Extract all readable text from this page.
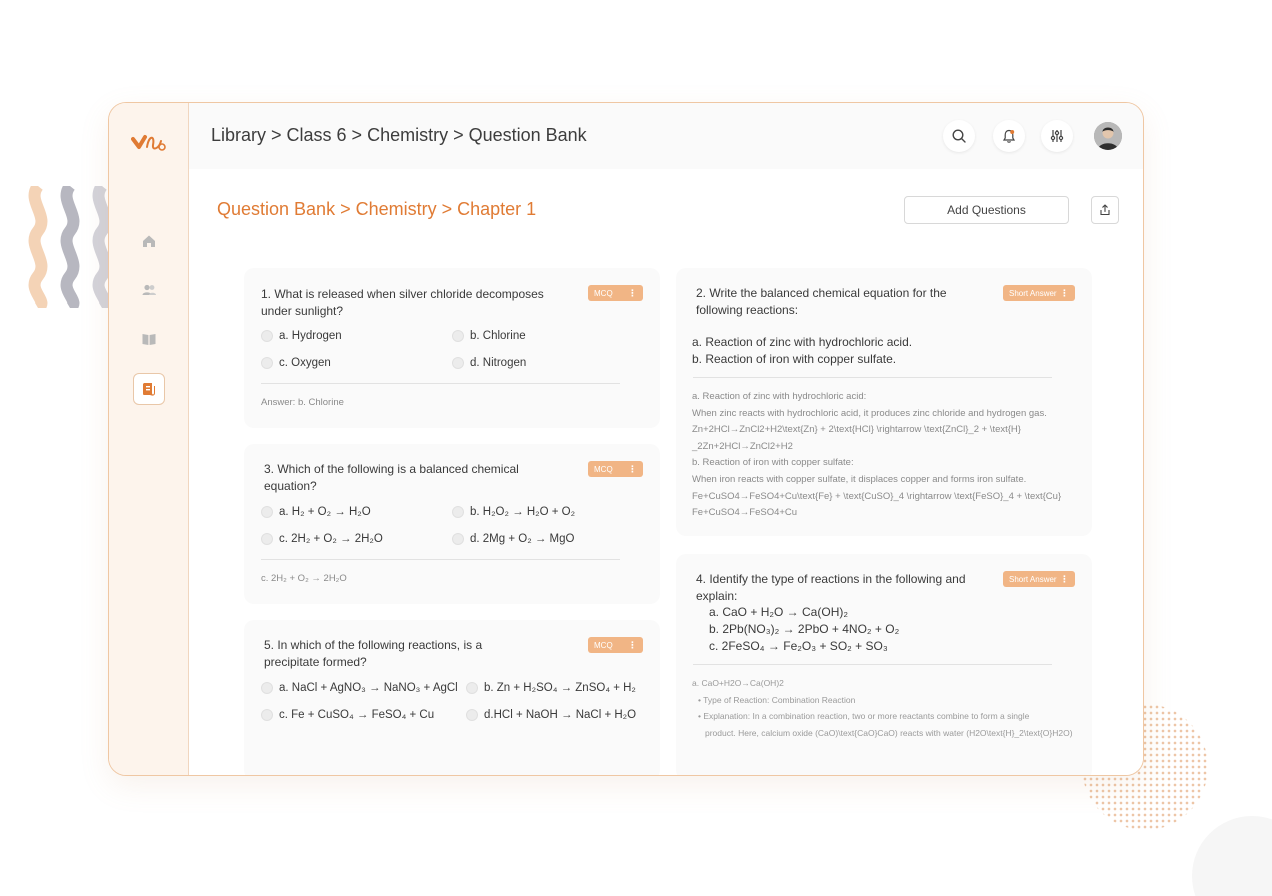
Library > Class 6 > Chemistry > Question Bank
Question Bank > Chemistry > Chapter 1	Add Questions
1. What is released when silver chloride decomposes under sunlight?
MCQ ⋮
a. Hydrogen	b. Chlorine
c. Oxygen	d. Nitrogen
Answer: b. Chlorine
3. Which of the following is a balanced chemical equation?
MCQ ⋮
a. H₂ + O₂ → H₂O	b. H₂O₂ → H₂O + O₂
c. 2H₂ + O₂ → 2H₂O	d. 2Mg + O₂ → MgO
c. 2H₂ + O₂ → 2H₂O
5. In which of the following reactions, is a precipitate formed?
MCQ ⋮
a. NaCl + AgNO₃ → NaNO₃ + AgCl b. Zn + H₂SO₄ → ZnSO₄ + H₂
c. Fe + CuSO₄ → FeSO₄ + Cu	d.HCl + NaOH → NaCl + H₂O
2. Write the balanced chemical equation for the following reactions:
Short Answer ⋮
a. Reaction of zinc with hydrochloric acid.
b. Reaction of iron with copper sulfate.
a. Reaction of zinc with hydrochloric acid:
When zinc reacts with hydrochloric acid, it produces zinc chloride and hydrogen gas.
Zn+2HCl→ZnCl2+H2\text{Zn} + 2\text{HCl} \rightarrow \text{ZnCl}_2 + \text{H}
_2Zn+2HCl→ZnCl2+H2
b. Reaction of iron with copper sulfate:
When iron reacts with copper sulfate, it displaces copper and forms iron sulfate.
Fe+CuSO4→FeSO4+Cu\text{Fe} + \text{CuSO}_4 \rightarrow \text{FeSO}_4 + \text{Cu}
Fe+CuSO4→FeSO4+Cu
4. Identify the type of reactions in the following and explain:
a. CaO + H₂O → Ca(OH)₂
b. 2Pb(NO₃)₂ → 2PbO + 4NO₂ + O₂
c. 2FeSO₄ → Fe₂O₃ + SO₂ + SO₃
Short Answer ⋮
a. CaO+H2O→Ca(OH)2
• Type of Reaction: Combination Reaction
• Explanation: In a combination reaction, two or more reactants combine to form a single
product. Here, calcium oxide (CaO)\text{CaO}CaO) reacts with water (H2O\text{H}_2\text{O}H2O)
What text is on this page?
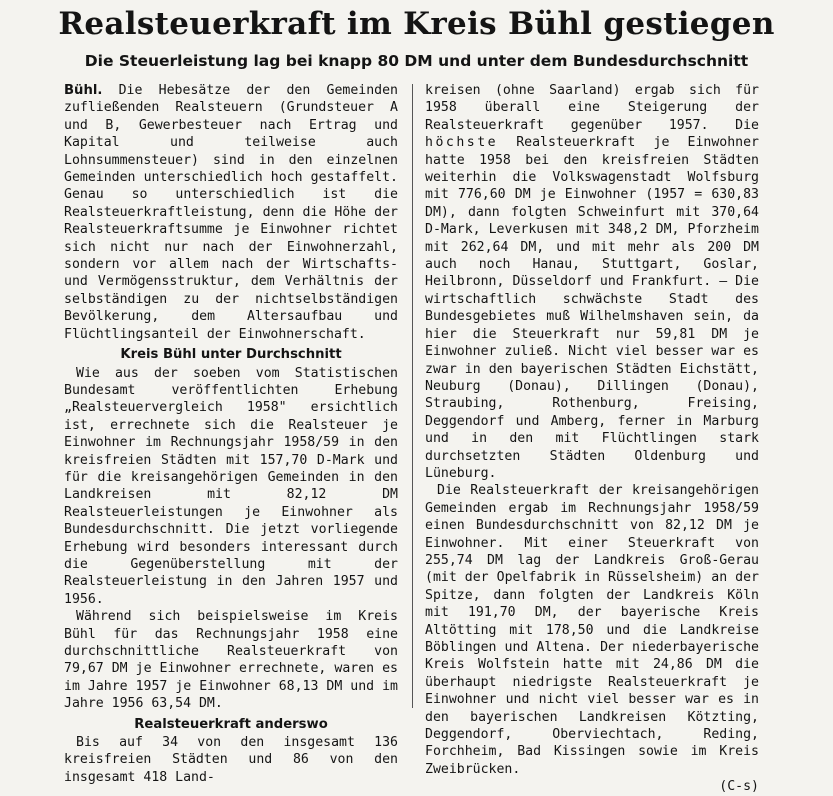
Realsteuerkraft im Kreis Bühl gestiegen
Die Steuerleistung lag bei knapp 80 DM und unter dem Bundesdurchschnitt

Bühl. Die Hebesätze der den Gemeinden zufließenden Realsteuern (Grundsteuer A und B, Gewerbesteuer nach Ertrag und Kapital und teilweise auch Lohnsummensteuer) sind in den einzelnen Gemeinden unterschiedlich hoch gestaffelt. Genau so unterschiedlich ist die Realsteuerkraftleistung, denn die Höhe der Realsteuerkraftsumme je Einwohner richtet sich nicht nur nach der Einwohnerzahl, sondern vor allem nach der Wirtschafts- und Vermögensstruktur, dem Verhältnis der selbständigen zu der nichtselbständigen Bevölkerung, dem Altersaufbau und Flüchtlingsanteil der Einwohnerschaft.

Kreis Bühl unter Durchschnitt

Wie aus der soeben vom Statistischen Bundesamt veröffentlichten Erhebung „Realsteuervergleich 1958" ersichtlich ist, errechnete sich die Realsteuer je Einwohner im Rechnungsjahr 1958/59 in den kreisfreien Städten mit 157,70 D-Mark und für die kreisangehörigen Gemeinden in den Landkreisen mit 82,12 DM Realsteuerleistungen je Einwohner als Bundesdurchschnitt. Die jetzt vorliegende Erhebung wird besonders interessant durch die Gegenüberstellung mit der Realsteuerleistung in den Jahren 1957 und 1956.

Während sich beispielsweise im Kreis Bühl für das Rechnungsjahr 1958 eine durchschnittliche Realsteuerkraft von 79,67 DM je Einwohner errechnete, waren es im Jahre 1957 je Einwohner 68,13 DM und im Jahre 1956 63,54 DM.

Realsteuerkraft anderswo

Bis auf 34 von den insgesamt 136 kreisfreien Städten und 86 von den insgesamt 418 Land-

kreisen (ohne Saarland) ergab sich für 1958 überall eine Steigerung der Realsteuerkraft gegenüber 1957. Die höchste Realsteuerkraft je Einwohner hatte 1958 bei den kreisfreien Städten weiterhin die Volkswagenstadt Wolfsburg mit 776,60 DM je Einwohner (1957 = 630,83 DM), dann folgten Schweinfurt mit 370,64 D-Mark, Leverkusen mit 348,2 DM, Pforzheim mit 262,64 DM, und mit mehr als 200 DM auch noch Hanau, Stuttgart, Goslar, Heilbronn, Düsseldorf und Frankfurt. — Die wirtschaftlich schwächste Stadt des Bundesgebietes muß Wilhelmshaven sein, da hier die Steuerkraft nur 59,81 DM je Einwohner zuließ. Nicht viel besser war es zwar in den bayerischen Städten Eichstätt, Neuburg (Donau), Dillingen (Donau), Straubing, Rothenburg, Freising, Deggendorf und Amberg, ferner in Marburg und in den mit Flüchtlingen stark durchsetzten Städten Oldenburg und Lüneburg.

Die Realsteuerkraft der kreisangehörigen Gemeinden ergab im Rechnungsjahr 1958/59 einen Bundesdurchschnitt von 82,12 DM je Einwohner. Mit einer Steuerkraft von 255,74 DM lag der Landkreis Groß-Gerau (mit der Opelfabrik in Rüsselsheim) an der Spitze, dann folgten der Landkreis Köln mit 191,70 DM, der bayerische Kreis Altötting mit 178,50 und die Landkreise Böblingen und Altena. Der niederbayerische Kreis Wolfstein hatte mit 24,86 DM die überhaupt niedrigste Realsteuerkraft je Einwohner und nicht viel besser war es in den bayerischen Landkreisen Kötzting, Deggendorf, Oberviechtach, Reding, Forchheim, Bad Kissingen sowie im Kreis Zweibrücken.

(C-s)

§

Do not include images; quote all of the entries above exactly.

**Reply:**
Extract all readable text from this page.
Library > Class 6 > Chemistry > Question Bank
Question Bank > Chemistry > Chapter 1	Add Questions
1. What is released when silver chloride decomposes under sunlight?
MCQ ⋮
a. Hydrogen	b. Chlorine
c. Oxygen	d. Nitrogen
Answer: b. Chlorine
3. Which of the following is a balanced chemical equation?
MCQ ⋮
a. H₂ + O₂ → H₂O	b. H₂O₂ → H₂O + O₂
c. 2H₂ + O₂ → 2H₂O	d. 2Mg + O₂ → MgO
c. 2H₂ + O₂ → 2H₂O
5. In which of the following reactions, is a precipitate formed?
MCQ ⋮
a. NaCl + AgNO₃ → NaNO₃ + AgCl b. Zn + H₂SO₄ → ZnSO₄ + H₂
c. Fe + CuSO₄ → FeSO₄ + Cu	d.HCl + NaOH → NaCl + H₂O
2. Write the balanced chemical equation for the following reactions:
Short Answer ⋮
a. Reaction of zinc with hydrochloric acid.
b. Reaction of iron with copper sulfate.
a. Reaction of zinc with hydrochloric acid:
When zinc reacts with hydrochloric acid, it produces zinc chloride and hydrogen gas.
Zn+2HCl→ZnCl2+H2\text{Zn} + 2\text{HCl} \rightarrow \text{ZnCl}_2 + \text{H}
_2Zn+2HCl→ZnCl2+H2
b. Reaction of iron with copper sulfate:
When iron reacts with copper sulfate, it displaces copper and forms iron sulfate.
Fe+CuSO4→FeSO4+Cu\text{Fe} + \text{CuSO}_4 \rightarrow \text{FeSO}_4 + \text{Cu}
Fe+CuSO4→FeSO4+Cu
4. Identify the type of reactions in the following and explain:
a. CaO + H₂O → Ca(OH)₂
b. 2Pb(NO₃)₂ → 2PbO + 4NO₂ + O₂
c. 2FeSO₄ → Fe₂O₃ + SO₂ + SO₃
Short Answer ⋮
a. CaO+H2O→Ca(OH)2
• Type of Reaction: Combination Reaction
• Explanation: In a combination reaction, two or more reactants combine to form a single
product. Here, calcium oxide (CaO)\text{CaO}CaO) reacts with water (H2O\text{H}_2\text{O}H2O)
What text is on this page?
Realsteuerkraft im Kreis Bühl gestiegen
Die Steuerleistung lag bei knapp 80 DM und unter dem Bundesdurchschnitt

Bühl. Die Hebesätze der den Gemeinden zufließenden Realsteuern (Grundsteuer A und B, Gewerbesteuer nach Ertrag und Kapital und teilweise auch Lohnsummensteuer) sind in den einzelnen Gemeinden unterschiedlich hoch gestaffelt. Genau so unterschiedlich ist die Realsteuerkraftleistung, denn die Höhe der Realsteuerkraftsumme je Einwohner richtet sich nicht nur nach der Einwohnerzahl, sondern vor allem nach der Wirtschafts- und Vermögensstruktur, dem Verhältnis der selbständigen zu der nichtselbständigen Bevölkerung, dem Altersaufbau und Flüchtlingsanteil der Einwohnerschaft.

Kreis Bühl unter Durchschnitt

Wie aus der soeben vom Statistischen Bundesamt veröffentlichten Erhebung „Realsteuervergleich 1958" ersichtlich ist, errechnete sich die Realsteuer je Einwohner im Rechnungsjahr 1958/59 in den kreisfreien Städten mit 157,70 D-Mark und für die kreisangehörigen Gemeinden in den Landkreisen mit 82,12 DM Realsteuerleistungen je Einwohner als Bundesdurchschnitt. Die jetzt vorliegende Erhebung wird besonders interessant durch die Gegenüberstellung mit der Realsteuerleistung in den Jahren 1957 und 1956.

Während sich beispielsweise im Kreis Bühl für das Rechnungsjahr 1958 eine durchschnittliche Realsteuerkraft von 79,67 DM je Einwohner errechnete, waren es im Jahre 1957 je Einwohner 68,13 DM und im Jahre 1956 63,54 DM.

Realsteuerkraft anderswo

Bis auf 34 von den insgesamt 136 kreisfreien Städten und 86 von den insgesamt 418 Land-

kreisen (ohne Saarland) ergab sich für 1958 überall eine Steigerung der Realsteuerkraft gegenüber 1957. Die höchste Realsteuerkraft je Einwohner hatte 1958 bei den kreisfreien Städten weiterhin die Volkswagenstadt Wolfsburg mit 776,60 DM je Einwohner (1957 = 630,83 DM), dann folgten Schweinfurt mit 370,64 D-Mark, Leverkusen mit 348,2 DM, Pforzheim mit 262,64 DM, und mit mehr als 200 DM auch noch Hanau, Stuttgart, Goslar, Heilbronn, Düsseldorf und Frankfurt. — Die wirtschaftlich schwächste Stadt des Bundesgebietes muß Wilhelmshaven sein, da hier die Steuerkraft nur 59,81 DM je Einwohner zuließ. Nicht viel besser war es zwar in den bayerischen Städten Eichstätt, Neuburg (Donau), Dillingen (Donau), Straubing, Rothenburg, Freising, Deggendorf und Amberg, ferner in Marburg und in den mit Flüchtlingen stark durchsetzten Städten Oldenburg und Lüneburg.

Die Realsteuerkraft der kreisangehörigen Gemeinden ergab im Rechnungsjahr 1958/59 einen Bundesdurchschnitt von 82,12 DM je Einwohner. Mit einer Steuerkraft von 255,74 DM lag der Landkreis Groß-Gerau (mit der Opelfabrik in Rüsselsheim) an der Spitze, dann folgten der Landkreis Köln mit 191,70 DM, der bayerische Kreis Altötting mit 178,50 und die Landkreise Böblingen und Altena. Der niederbayerische Kreis Wolfstein hatte mit 24,86 DM die überhaupt niedrigste Realsteuerkraft je Einwohner und nicht viel besser war es in den bayerischen Landkreisen Kötzting, Deggendorf, Oberviechtach, Reding, Forchheim, Bad Kissingen sowie im Kreis Zweibrücken.

(C-s)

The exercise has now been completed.